Data excerpts |

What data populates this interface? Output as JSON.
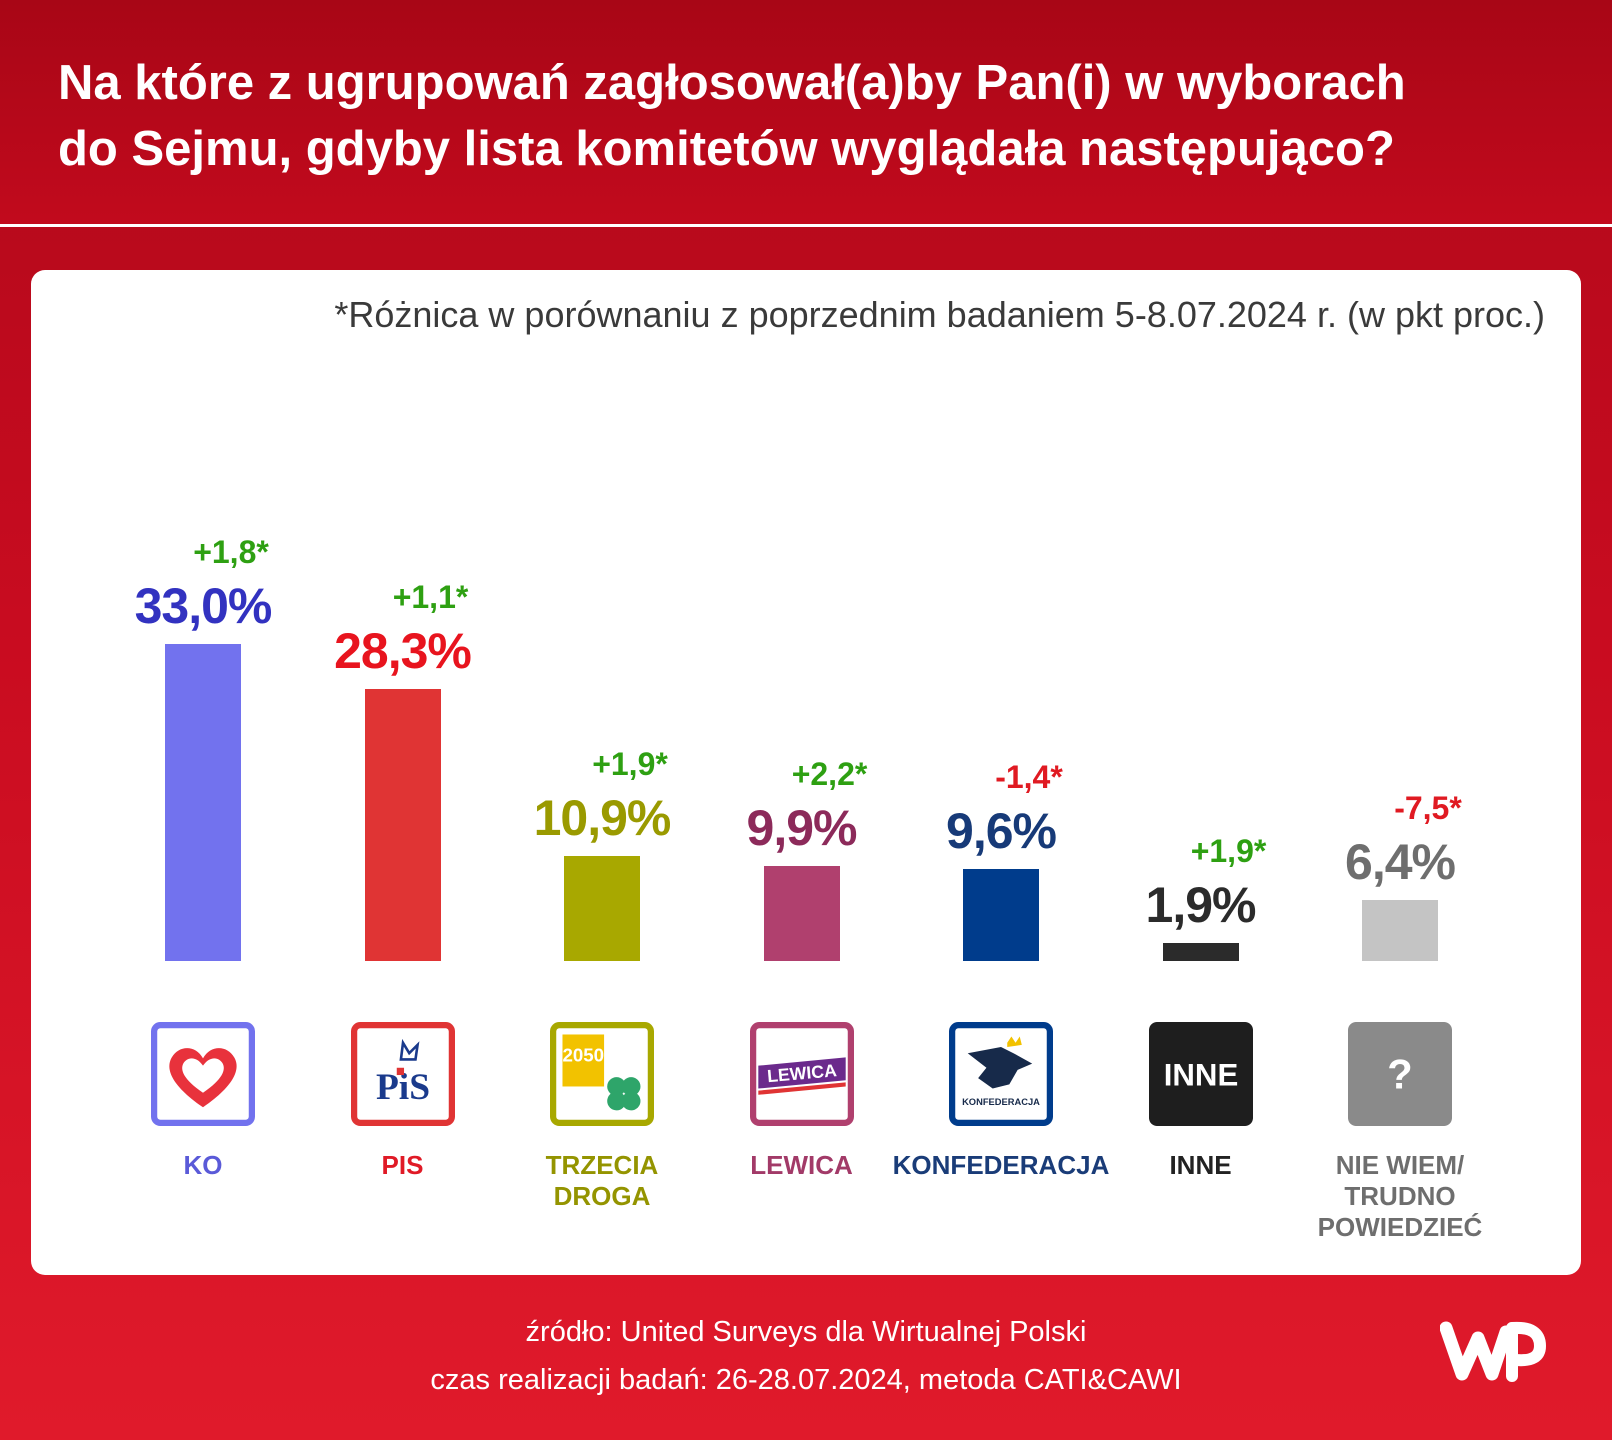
{
  "header": {
    "title_line1": "Na które z ugrupowań zagłosował(a)by Pan(i) w wyborach",
    "title_line2": "do Sejmu, gdyby lista komitetów wyglądała następująco?"
  },
  "note": "*Różnica w porównaniu z poprzednim badaniem 5-8.07.2024 r. (w pkt proc.)",
  "chart_data": {
    "type": "bar",
    "title": "Na które z ugrupowań zagłosował(a)by Pan(i) w wyborach do Sejmu, gdyby lista komitetów wyglądała następująco?",
    "note": "*Różnica w porównaniu z poprzednim badaniem 5-8.07.2024 r. (w pkt proc.)",
    "categories": [
      "KO",
      "PIS",
      "TRZECIA DROGA",
      "LEWICA",
      "KONFEDERACJA",
      "INNE",
      "NIE WIEM/ TRUDNO POWIEDZIEĆ"
    ],
    "values": [
      33.0,
      28.3,
      10.9,
      9.9,
      9.6,
      1.9,
      6.4
    ],
    "grid": false,
    "legend": "none",
    "bars": [
      {
        "name_lines": [
          "KO"
        ],
        "value": 33.0,
        "value_label": "33,0%",
        "diff": 1.8,
        "diff_label": "+1,8*",
        "bar_color": "#7272ee",
        "label_color": "#3232c0",
        "name_color": "#5a5ad8",
        "logo": "ko-heart-icon"
      },
      {
        "name_lines": [
          "PIS"
        ],
        "value": 28.3,
        "value_label": "28,3%",
        "diff": 1.1,
        "diff_label": "+1,1*",
        "bar_color": "#e03434",
        "label_color": "#e8141e",
        "name_color": "#e01a26",
        "logo": "pis-crown-icon",
        "logo_text": "PiS"
      },
      {
        "name_lines": [
          "TRZECIA",
          "DROGA"
        ],
        "value": 10.9,
        "value_label": "10,9%",
        "diff": 1.9,
        "diff_label": "+1,9*",
        "bar_color": "#a8a800",
        "label_color": "#9a9a00",
        "name_color": "#949400",
        "logo": "trzecia-droga-clover-icon",
        "logo_text": "2050"
      },
      {
        "name_lines": [
          "LEWICA"
        ],
        "value": 9.9,
        "value_label": "9,9%",
        "diff": 2.2,
        "diff_label": "+2,2*",
        "bar_color": "#b0406e",
        "label_color": "#8c2a5a",
        "name_color": "#a23a68",
        "logo": "lewica-logo-icon",
        "logo_text": "LEWICA"
      },
      {
        "name_lines": [
          "KONFEDERACJA"
        ],
        "value": 9.6,
        "value_label": "9,6%",
        "diff": -1.4,
        "diff_label": "-1,4*",
        "bar_color": "#003c8c",
        "label_color": "#173a78",
        "name_color": "#1a3c78",
        "logo": "konfederacja-eagle-icon",
        "logo_text": "KONFEDERACJA"
      },
      {
        "name_lines": [
          "INNE"
        ],
        "value": 1.9,
        "value_label": "1,9%",
        "diff": 1.9,
        "diff_label": "+1,9*",
        "bar_color": "#2b2b2b",
        "label_color": "#2b2b2b",
        "name_color": "#222222",
        "logo": "inne-box-icon",
        "logo_text": "INNE"
      },
      {
        "name_lines": [
          "NIE WIEM/",
          "TRUDNO",
          "POWIEDZIEĆ"
        ],
        "value": 6.4,
        "value_label": "6,4%",
        "diff": -7.5,
        "diff_label": "-7,5*",
        "bar_color": "#c4c4c4",
        "label_color": "#6e6e6e",
        "name_color": "#6e6e6e",
        "logo": "question-mark-icon",
        "logo_text": "?"
      }
    ],
    "colors": {
      "positive_diff": "#2ea012",
      "negative_diff": "#e01a22"
    }
  },
  "footer": {
    "source": "źródło: United Surveys dla Wirtualnej Polski",
    "timing": "czas realizacji badań: 26-28.07.2024, metoda CATI&CAWI"
  },
  "brand": {
    "logo": "wp-logo-icon"
  }
}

Required work | Write out the full listing verbatim, excluding its pictures.

Task result |
What data populates this interface? Output as JSON.
{
  "header": {
    "title_line1": "Na które z ugrupowań zagłosował(a)by Pan(i) w wyborach",
    "title_line2": "do Sejmu, gdyby lista komitetów wyglądała następująco?"
  },
  "note": "*Różnica w porównaniu z poprzednim badaniem 5-8.07.2024 r. (w pkt proc.)",
  "chart_data": {
    "type": "bar",
    "title": "Na które z ugrupowań zagłosował(a)by Pan(i) w wyborach do Sejmu, gdyby lista komitetów wyglądała następująco?",
    "note": "*Różnica w porównaniu z poprzednim badaniem 5-8.07.2024 r. (w pkt proc.)",
    "categories": [
      "KO",
      "PIS",
      "TRZECIA DROGA",
      "LEWICA",
      "KONFEDERACJA",
      "INNE",
      "NIE WIEM/ TRUDNO POWIEDZIEĆ"
    ],
    "values": [
      33.0,
      28.3,
      10.9,
      9.9,
      9.6,
      1.9,
      6.4
    ],
    "grid": false,
    "legend": "none",
    "bars": [
      {
        "name_lines": [
          "KO"
        ],
        "value": 33.0,
        "value_label": "33,0%",
        "diff": 1.8,
        "diff_label": "+1,8*",
        "bar_color": "#7272ee",
        "label_color": "#3232c0",
        "name_color": "#5a5ad8",
        "logo": "ko-heart-icon"
      },
      {
        "name_lines": [
          "PIS"
        ],
        "value": 28.3,
        "value_label": "28,3%",
        "diff": 1.1,
        "diff_label": "+1,1*",
        "bar_color": "#e03434",
        "label_color": "#e8141e",
        "name_color": "#e01a26",
        "logo": "pis-crown-icon",
        "logo_text": "PiS"
      },
      {
        "name_lines": [
          "TRZECIA",
          "DROGA"
        ],
        "value": 10.9,
        "value_label": "10,9%",
        "diff": 1.9,
        "diff_label": "+1,9*",
        "bar_color": "#a8a800",
        "label_color": "#9a9a00",
        "name_color": "#949400",
        "logo": "trzecia-droga-clover-icon",
        "logo_text": "2050"
      },
      {
        "name_lines": [
          "LEWICA"
        ],
        "value": 9.9,
        "value_label": "9,9%",
        "diff": 2.2,
        "diff_label": "+2,2*",
        "bar_color": "#b0406e",
        "label_color": "#8c2a5a",
        "name_color": "#a23a68",
        "logo": "lewica-logo-icon",
        "logo_text": "LEWICA"
      },
      {
        "name_lines": [
          "KONFEDERACJA"
        ],
        "value": 9.6,
        "value_label": "9,6%",
        "diff": -1.4,
        "diff_label": "-1,4*",
        "bar_color": "#003c8c",
        "label_color": "#173a78",
        "name_color": "#1a3c78",
        "logo": "konfederacja-eagle-icon",
        "logo_text": "KONFEDERACJA"
      },
      {
        "name_lines": [
          "INNE"
        ],
        "value": 1.9,
        "value_label": "1,9%",
        "diff": 1.9,
        "diff_label": "+1,9*",
        "bar_color": "#2b2b2b",
        "label_color": "#2b2b2b",
        "name_color": "#222222",
        "logo": "inne-box-icon",
        "logo_text": "INNE"
      },
      {
        "name_lines": [
          "NIE WIEM/",
          "TRUDNO",
          "POWIEDZIEĆ"
        ],
        "value": 6.4,
        "value_label": "6,4%",
        "diff": -7.5,
        "diff_label": "-7,5*",
        "bar_color": "#c4c4c4",
        "label_color": "#6e6e6e",
        "name_color": "#6e6e6e",
        "logo": "question-mark-icon",
        "logo_text": "?"
      }
    ],
    "colors": {
      "positive_diff": "#2ea012",
      "negative_diff": "#e01a22"
    }
  },
  "footer": {
    "source": "źródło: United Surveys dla Wirtualnej Polski",
    "timing": "czas realizacji badań: 26-28.07.2024, metoda CATI&CAWI"
  },
  "brand": {
    "logo": "wp-logo-icon"
  }
}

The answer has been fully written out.